Start of RAW RECORDS
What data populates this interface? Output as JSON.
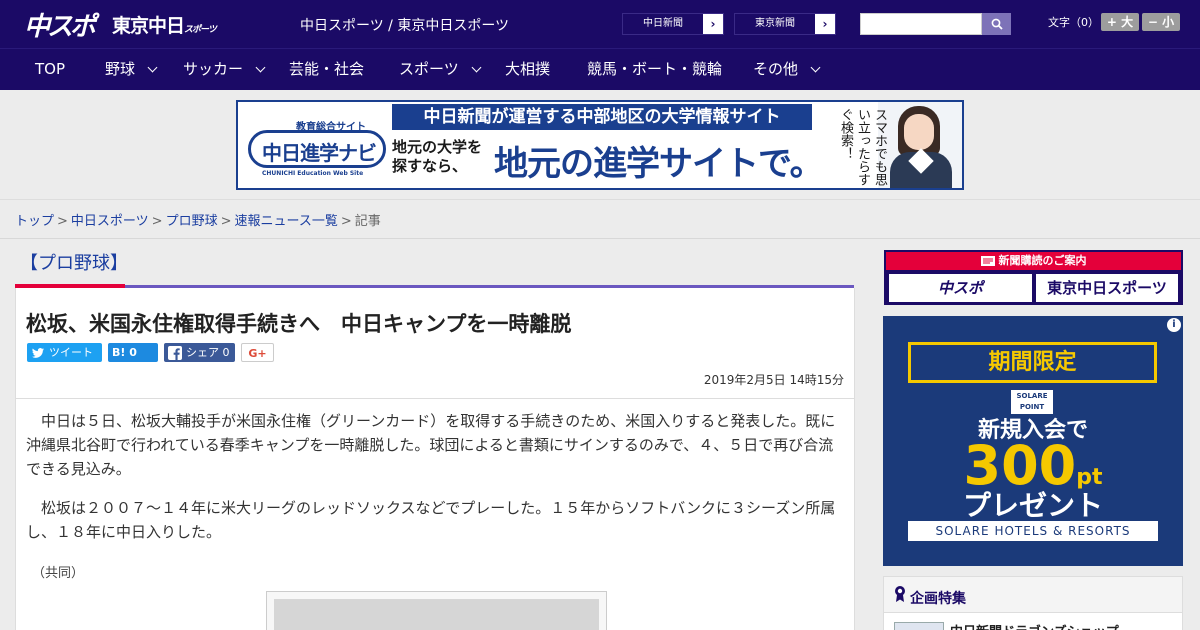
{
  "header": {
    "logo_chuspo": "中スポ",
    "logo_tokyo": "東京中日",
    "logo_tokyo_small": "スポーツ",
    "site_names": "中日スポーツ / 東京中日スポーツ",
    "paper_links": [
      {
        "label": "中日新聞",
        "arrow": "›"
      },
      {
        "label": "東京新聞",
        "arrow": "›"
      }
    ],
    "search_placeholder": "",
    "font_size_label": "文字（0）",
    "size_up": "+ 大",
    "size_down": "− 小"
  },
  "nav": {
    "items": [
      {
        "label": "TOP",
        "dropdown": false
      },
      {
        "label": "野球",
        "dropdown": true
      },
      {
        "label": "サッカー",
        "dropdown": true
      },
      {
        "label": "芸能・社会",
        "dropdown": false
      },
      {
        "label": "スポーツ",
        "dropdown": true
      },
      {
        "label": "大相撲",
        "dropdown": false
      },
      {
        "label": "競馬・ボート・競輪",
        "dropdown": false
      },
      {
        "label": "その他",
        "dropdown": true
      }
    ]
  },
  "banner": {
    "caption": "教育総合サイト",
    "logo_name": "中日進学ナビ",
    "logo_en": "CHUNICHI Education Web Site",
    "top_text": "中日新聞が運営する中部地区の大学情報サイト",
    "sub_line1": "地元の大学を",
    "sub_line2": "探すなら、",
    "main_text": "地元の進学サイトで。",
    "vertical_text": "スマホでも思い立ったらすぐ検索！"
  },
  "breadcrumb": {
    "items": [
      "トップ",
      "中日スポーツ",
      "プロ野球",
      "速報ニュース一覧"
    ],
    "current": "記事",
    "separator": ">"
  },
  "article": {
    "category": "【プロ野球】",
    "title": "松坂、米国永住権取得手続きへ　中日キャンプを一時離脱",
    "share": {
      "tweet": "ツイート",
      "hatena_icon": "B!",
      "hatena_count": "0",
      "facebook": "シェア",
      "facebook_count": "0",
      "gplus": "G+"
    },
    "date": "2019年2月5日 14時15分",
    "paragraphs": [
      "中日は５日、松坂大輔投手が米国永住権（グリーンカード）を取得する手続きのため、米国入りすると発表した。既に沖縄県北谷町で行われている春季キャンプを一時離脱した。球団によると書類にサインするのみで、４、５日で再び合流できる見込み。",
      "松坂は２００７～１４年に米大リーグのレッドソックスなどでプレーした。１５年からソフトバンクに３シーズン所属し、１８年に中日入りした。"
    ],
    "credit": "（共同）"
  },
  "sidebar": {
    "subscribe_head": "新聞購読のご案内",
    "subscribe_logo_a": "中スポ",
    "subscribe_logo_b": "東京中日スポーツ",
    "ad": {
      "limited": "期間限定",
      "point_badge": "SOLARE POINT",
      "new_member": "新規入会で",
      "amount": "300",
      "unit": "pt",
      "present": "プレゼント",
      "brand": "SOLARE HOTELS & RESORTS",
      "info_icon": "i"
    },
    "kikaku_title": "企画特集",
    "kikaku_item": "中日新聞ドラゴンズショップ"
  },
  "colors": {
    "header_bg": "#1b0a66",
    "accent_red": "#e4003a",
    "link_blue": "#1b3ea0",
    "twitter": "#1da1f2",
    "hatena": "#1d8ae0",
    "facebook": "#3b5998"
  }
}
End of RAW RECORDS
EXERCISE BRIEF:
In your copy of the listing above, reproduce each line exactly and omit all pictures.

ANSWER TO THIS EXERCISE:
What data populates this interface? Output as JSON.
{
  "header": {
    "logo_chuspo": "中スポ",
    "logo_tokyo": "東京中日",
    "logo_tokyo_small": "スポーツ",
    "site_names": "中日スポーツ / 東京中日スポーツ",
    "paper_links": [
      {
        "label": "中日新聞",
        "arrow": "›"
      },
      {
        "label": "東京新聞",
        "arrow": "›"
      }
    ],
    "search_placeholder": "",
    "font_size_label": "文字（0）",
    "size_up": "+ 大",
    "size_down": "− 小"
  },
  "nav": {
    "items": [
      {
        "label": "TOP",
        "dropdown": false
      },
      {
        "label": "野球",
        "dropdown": true
      },
      {
        "label": "サッカー",
        "dropdown": true
      },
      {
        "label": "芸能・社会",
        "dropdown": false
      },
      {
        "label": "スポーツ",
        "dropdown": true
      },
      {
        "label": "大相撲",
        "dropdown": false
      },
      {
        "label": "競馬・ボート・競輪",
        "dropdown": false
      },
      {
        "label": "その他",
        "dropdown": true
      }
    ]
  },
  "banner": {
    "caption": "教育総合サイト",
    "logo_name": "中日進学ナビ",
    "logo_en": "CHUNICHI Education Web Site",
    "top_text": "中日新聞が運営する中部地区の大学情報サイト",
    "sub_line1": "地元の大学を",
    "sub_line2": "探すなら、",
    "main_text": "地元の進学サイトで。",
    "vertical_text": "スマホでも思い立ったらすぐ検索！"
  },
  "breadcrumb": {
    "items": [
      "トップ",
      "中日スポーツ",
      "プロ野球",
      "速報ニュース一覧"
    ],
    "current": "記事",
    "separator": ">"
  },
  "article": {
    "category": "【プロ野球】",
    "title": "松坂、米国永住権取得手続きへ　中日キャンプを一時離脱",
    "share": {
      "tweet": "ツイート",
      "hatena_icon": "B!",
      "hatena_count": "0",
      "facebook": "シェア",
      "facebook_count": "0",
      "gplus": "G+"
    },
    "date": "2019年2月5日 14時15分",
    "paragraphs": [
      "中日は５日、松坂大輔投手が米国永住権（グリーンカード）を取得する手続きのため、米国入りすると発表した。既に沖縄県北谷町で行われている春季キャンプを一時離脱した。球団によると書類にサインするのみで、４、５日で再び合流できる見込み。",
      "松坂は２００７～１４年に米大リーグのレッドソックスなどでプレーした。１５年からソフトバンクに３シーズン所属し、１８年に中日入りした。"
    ],
    "credit": "（共同）"
  },
  "sidebar": {
    "subscribe_head": "新聞購読のご案内",
    "subscribe_logo_a": "中スポ",
    "subscribe_logo_b": "東京中日スポーツ",
    "ad": {
      "limited": "期間限定",
      "point_badge": "SOLARE POINT",
      "new_member": "新規入会で",
      "amount": "300",
      "unit": "pt",
      "present": "プレゼント",
      "brand": "SOLARE HOTELS & RESORTS",
      "info_icon": "i"
    },
    "kikaku_title": "企画特集",
    "kikaku_item": "中日新聞ドラゴンズショップ"
  },
  "colors": {
    "header_bg": "#1b0a66",
    "accent_red": "#e4003a",
    "link_blue": "#1b3ea0",
    "twitter": "#1da1f2",
    "hatena": "#1d8ae0",
    "facebook": "#3b5998"
  }
}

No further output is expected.